**** Records for this exercise
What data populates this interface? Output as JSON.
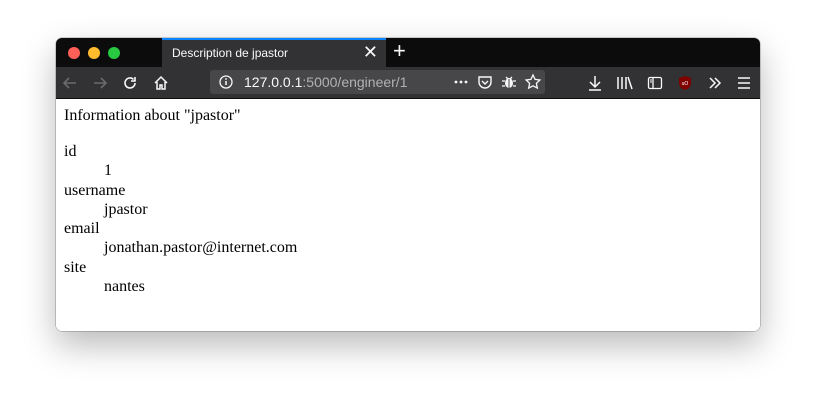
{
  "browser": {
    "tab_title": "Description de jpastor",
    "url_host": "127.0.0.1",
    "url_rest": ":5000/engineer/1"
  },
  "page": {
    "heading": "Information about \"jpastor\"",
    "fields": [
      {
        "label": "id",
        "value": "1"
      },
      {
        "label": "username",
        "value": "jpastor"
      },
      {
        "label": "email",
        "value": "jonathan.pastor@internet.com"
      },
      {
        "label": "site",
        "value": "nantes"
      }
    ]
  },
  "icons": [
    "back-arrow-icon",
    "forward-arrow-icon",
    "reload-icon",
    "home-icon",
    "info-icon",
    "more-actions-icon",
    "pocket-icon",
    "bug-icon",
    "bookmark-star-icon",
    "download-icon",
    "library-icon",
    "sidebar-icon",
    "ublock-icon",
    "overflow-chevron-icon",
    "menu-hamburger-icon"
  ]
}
********
Copy every record above exactly as written, but leave out the pictures.

# Expected answer
What data populates this interface? Output as JSON.
{
  "browser": {
    "tab_title": "Description de jpastor",
    "url_host": "127.0.0.1",
    "url_rest": ":5000/engineer/1"
  },
  "page": {
    "heading": "Information about \"jpastor\"",
    "fields": [
      {
        "label": "id",
        "value": "1"
      },
      {
        "label": "username",
        "value": "jpastor"
      },
      {
        "label": "email",
        "value": "jonathan.pastor@internet.com"
      },
      {
        "label": "site",
        "value": "nantes"
      }
    ]
  },
  "icons": [
    "back-arrow-icon",
    "forward-arrow-icon",
    "reload-icon",
    "home-icon",
    "info-icon",
    "more-actions-icon",
    "pocket-icon",
    "bug-icon",
    "bookmark-star-icon",
    "download-icon",
    "library-icon",
    "sidebar-icon",
    "ublock-icon",
    "overflow-chevron-icon",
    "menu-hamburger-icon"
  ]
}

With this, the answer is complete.